- **Challenge 1**: Rewrite the part of the issue on restricting search results, starting at "Because of these" and ending at "block's learning context.", swapping "SearchAccess" for "SearchIndexAccess".
- **Challenge 2**: Pick up the issue on restricting search results by user permissions right after its last sentence and keep writing.

- **Excerpt to read**:
****************************************

Restrict search results based on user permissions [FC-0040] #34471

pomegranited · 2024-04-04T07:17:28Z

Description

Meilisearch allows us to create JWTs with embedded "filters", which guarantee that users searching with these tokens will only be permitted to see the documents that match these filters.

In Open edX, we grant permissions to block content based on its learning context, i.e. the course or content library that contains the block. Access to courses can be done in two ways, either individually on the course, or using org level rights. Access to content libraries is managed individually on the library (only library creation uses org level rights).

Because of these individual access rights, the list of courses and libraries a user has access to can be very long, >1000 in some instances (see comment). But since we need to encode that list into a JWT, we're limited to a total token size of 8Kib, but course keys can be very long (255 char). So to facilitate packing as many course/library identifiers into this token, this PR:

Adds a SearchAccess model with a numeric ID, mapped to all CourseOverview and ContentLibrary context_keys.
Adds an access_id field to the search-indexed Document, storing the SearchAccess.id relevant to that block's learning context.
Adds an access_id filter to the JWT token generation, containing the SearchAccess.id's for the top 1,000 learning contexts that the user has access to. (We omit access_ids covered by the org filter described below.)

****************************************

- **Supplied records**:
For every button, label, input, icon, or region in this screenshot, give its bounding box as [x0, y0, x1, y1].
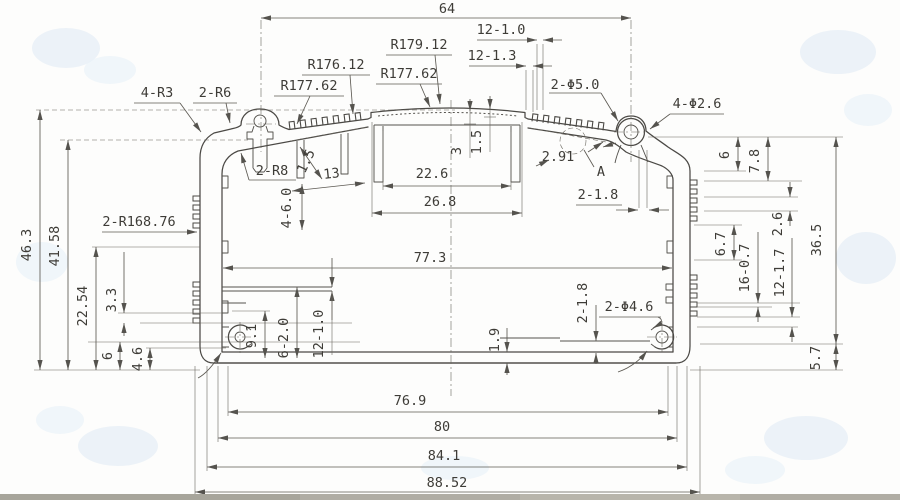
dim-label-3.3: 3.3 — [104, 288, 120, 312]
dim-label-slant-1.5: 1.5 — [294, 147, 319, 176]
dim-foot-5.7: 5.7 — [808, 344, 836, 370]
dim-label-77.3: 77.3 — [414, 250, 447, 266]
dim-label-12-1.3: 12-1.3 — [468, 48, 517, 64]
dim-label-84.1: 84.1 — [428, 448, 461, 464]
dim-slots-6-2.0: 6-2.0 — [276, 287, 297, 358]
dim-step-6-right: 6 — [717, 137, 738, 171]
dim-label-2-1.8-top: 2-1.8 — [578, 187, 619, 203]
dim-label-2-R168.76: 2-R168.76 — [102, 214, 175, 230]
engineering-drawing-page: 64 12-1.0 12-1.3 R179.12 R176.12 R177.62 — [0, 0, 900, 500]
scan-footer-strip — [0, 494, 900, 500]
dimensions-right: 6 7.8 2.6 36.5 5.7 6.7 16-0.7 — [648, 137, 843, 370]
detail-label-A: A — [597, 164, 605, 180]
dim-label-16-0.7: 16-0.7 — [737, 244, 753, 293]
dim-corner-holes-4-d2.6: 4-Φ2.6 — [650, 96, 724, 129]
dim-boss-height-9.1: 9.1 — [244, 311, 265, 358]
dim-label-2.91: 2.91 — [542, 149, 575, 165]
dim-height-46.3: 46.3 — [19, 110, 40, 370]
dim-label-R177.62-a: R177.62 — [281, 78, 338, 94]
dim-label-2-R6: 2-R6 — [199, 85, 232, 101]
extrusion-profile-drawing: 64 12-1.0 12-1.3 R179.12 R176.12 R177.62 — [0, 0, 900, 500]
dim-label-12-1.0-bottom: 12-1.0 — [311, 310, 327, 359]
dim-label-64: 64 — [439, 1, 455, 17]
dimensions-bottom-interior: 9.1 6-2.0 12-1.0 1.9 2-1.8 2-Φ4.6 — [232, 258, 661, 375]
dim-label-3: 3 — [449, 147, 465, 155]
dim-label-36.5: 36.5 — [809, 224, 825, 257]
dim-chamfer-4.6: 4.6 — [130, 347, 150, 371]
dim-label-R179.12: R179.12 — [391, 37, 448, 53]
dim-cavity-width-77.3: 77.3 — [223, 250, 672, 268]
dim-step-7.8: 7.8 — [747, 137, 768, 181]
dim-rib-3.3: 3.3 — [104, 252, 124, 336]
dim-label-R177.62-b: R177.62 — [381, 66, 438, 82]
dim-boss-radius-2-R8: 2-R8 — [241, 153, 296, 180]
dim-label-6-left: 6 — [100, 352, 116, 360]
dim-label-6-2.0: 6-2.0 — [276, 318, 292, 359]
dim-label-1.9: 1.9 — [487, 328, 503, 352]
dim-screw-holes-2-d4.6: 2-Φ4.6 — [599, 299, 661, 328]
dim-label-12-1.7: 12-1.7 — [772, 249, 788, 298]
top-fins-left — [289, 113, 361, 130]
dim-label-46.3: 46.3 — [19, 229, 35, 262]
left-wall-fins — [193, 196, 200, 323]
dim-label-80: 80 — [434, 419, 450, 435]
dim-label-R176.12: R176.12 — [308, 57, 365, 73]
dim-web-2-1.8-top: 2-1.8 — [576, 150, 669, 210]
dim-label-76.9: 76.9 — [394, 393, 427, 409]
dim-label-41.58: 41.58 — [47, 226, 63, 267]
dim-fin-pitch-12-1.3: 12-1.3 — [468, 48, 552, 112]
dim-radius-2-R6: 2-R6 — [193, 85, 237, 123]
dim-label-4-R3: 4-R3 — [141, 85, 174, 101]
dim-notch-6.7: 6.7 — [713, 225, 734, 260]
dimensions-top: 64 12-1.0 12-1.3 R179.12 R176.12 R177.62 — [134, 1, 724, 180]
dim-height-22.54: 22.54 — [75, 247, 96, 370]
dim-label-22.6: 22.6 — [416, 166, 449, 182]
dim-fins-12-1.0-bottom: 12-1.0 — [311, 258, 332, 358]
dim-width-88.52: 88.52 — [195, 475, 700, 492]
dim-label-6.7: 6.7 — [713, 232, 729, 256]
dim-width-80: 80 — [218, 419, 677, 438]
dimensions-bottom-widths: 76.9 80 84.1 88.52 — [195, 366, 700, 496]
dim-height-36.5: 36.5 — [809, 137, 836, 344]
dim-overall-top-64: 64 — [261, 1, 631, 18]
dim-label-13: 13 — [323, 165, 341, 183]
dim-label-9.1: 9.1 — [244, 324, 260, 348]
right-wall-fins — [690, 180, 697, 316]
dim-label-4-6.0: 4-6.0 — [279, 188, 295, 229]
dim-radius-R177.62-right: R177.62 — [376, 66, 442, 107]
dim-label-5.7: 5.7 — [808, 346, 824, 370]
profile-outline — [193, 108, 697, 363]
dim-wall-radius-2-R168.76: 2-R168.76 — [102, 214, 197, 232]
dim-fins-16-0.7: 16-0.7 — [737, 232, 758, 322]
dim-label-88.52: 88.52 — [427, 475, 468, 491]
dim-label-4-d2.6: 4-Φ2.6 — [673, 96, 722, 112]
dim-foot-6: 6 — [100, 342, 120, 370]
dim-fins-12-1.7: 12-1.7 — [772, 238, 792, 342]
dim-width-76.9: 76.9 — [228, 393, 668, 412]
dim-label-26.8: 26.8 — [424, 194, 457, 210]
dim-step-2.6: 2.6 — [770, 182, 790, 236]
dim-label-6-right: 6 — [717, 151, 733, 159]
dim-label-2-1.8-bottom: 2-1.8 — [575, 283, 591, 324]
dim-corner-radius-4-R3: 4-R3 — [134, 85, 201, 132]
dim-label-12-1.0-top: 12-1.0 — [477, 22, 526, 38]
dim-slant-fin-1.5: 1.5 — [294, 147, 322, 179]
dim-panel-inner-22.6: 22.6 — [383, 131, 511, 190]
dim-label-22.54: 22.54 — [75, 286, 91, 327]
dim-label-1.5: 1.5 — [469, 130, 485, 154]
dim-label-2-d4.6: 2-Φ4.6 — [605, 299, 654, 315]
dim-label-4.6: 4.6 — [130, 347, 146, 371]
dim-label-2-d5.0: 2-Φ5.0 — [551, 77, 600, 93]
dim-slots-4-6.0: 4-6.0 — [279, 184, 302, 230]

****************************************

- **Answer 1**:
Because of these individual access rights, the list of courses and libraries a user has access to can be very long, >1000 in some instances (see comment). But since we need to encode that list into a JWT, we're limited to a total token size of 8Kib, but course keys can be very long (255 char). So to facilitate packing as many course/library identifiers into this token, this PR:

Adds a SearchIndexAccess model with a numeric ID, mapped to all CourseOverview and ContentLibrary context_keys.
Adds an access_id field to the search-indexed Document, storing the SearchIndexAccess.id relevant to that block's learning context.

- **Answer 2**:
Adds an org filter to the JWT token generation, containing max 1,000 org names that the user has been granted access to.

Supporting information

Content search is not enabled by default, so this change should have no impact on edX/2U or other sites running from master.

closes openedx/modular-learning#198

Private-ref: FAL-3692

Testing instructions

Setup:

Ensure that you are running the latest https://github.com/open-craft/tutor-contrib-meilisearch -- this will ensure that MEILISEARCH_ENABLED = True is set in the CMS and the MFE.
Enable course-authoring MFE, running from the branch in feat: add content search modal [FC-0040] frontend-app-authoring#928
Load https://github.com/open-craft/taxonomy-sample-data/
Using this branch, run migrations: python manage.py cms migrate
Also using this branch, reindex studio content: python manage.py cms reindex_studio --experimental

Testing:

Login to Studio and the Course Authoring MFE as a global staff user.
Click the 'search' button in the header bar to start searching studio content.
Ensure that you can see content from all your courses.
Repeat these steps with a non-global staff user who only has access to a single course or library.
Ensure that user can only see that course/library when searching Studio content.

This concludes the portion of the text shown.